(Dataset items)

-- -- --

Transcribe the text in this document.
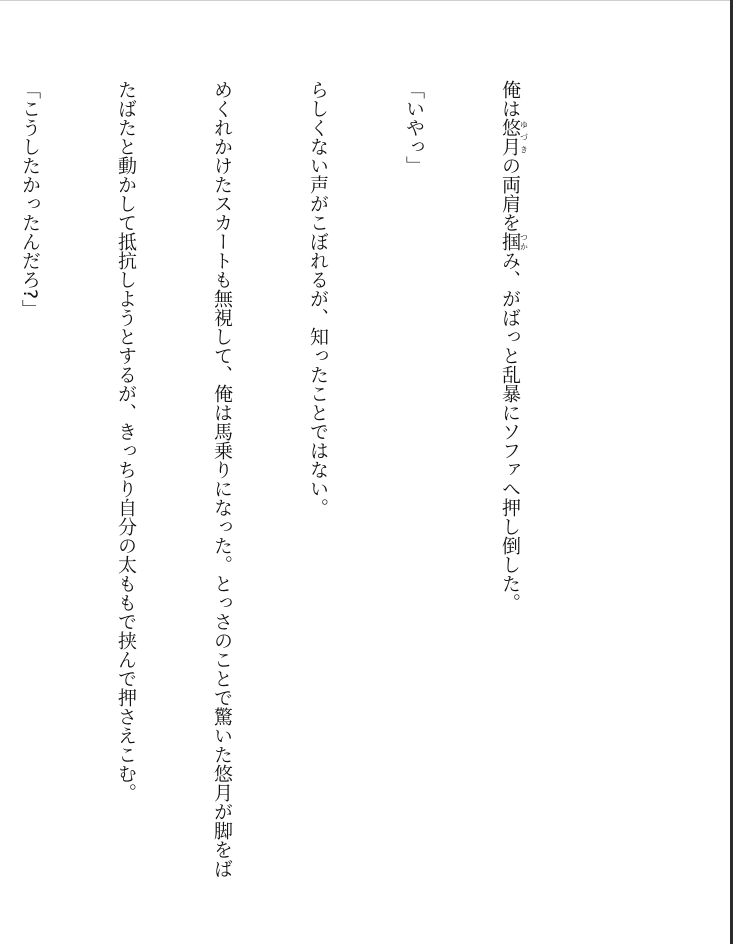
俺は悠月ゆづきの両肩を掴つかみ、がばっと乱暴にソファへ押し倒した。

「いやっ」

らしくない声がこぼれるが、知ったことではない。

めくれかけたスカートも無視して、俺は馬乗りになった。とっさのことで驚いた悠月が脚をば

たばたと動かして抵抗しようとするが、きっちり自分の太ももで挟んで押さえこむ。

「こうしたかったんだろ?」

-- -- --

— Exercise prompt —
Excluding the pictures, reproduce every entry exactly as given.

— The answer —
Transcribe the text in this document.
俺は悠月ゆづきの両肩を掴つかみ、がばっと乱暴にソファへ押し倒した。

「いやっ」

らしくない声がこぼれるが、知ったことではない。

めくれかけたスカートも無視して、俺は馬乗りになった。とっさのことで驚いた悠月が脚をば

たばたと動かして抵抗しようとするが、きっちり自分の太ももで挟んで押さえこむ。

「こうしたかったんだろ?」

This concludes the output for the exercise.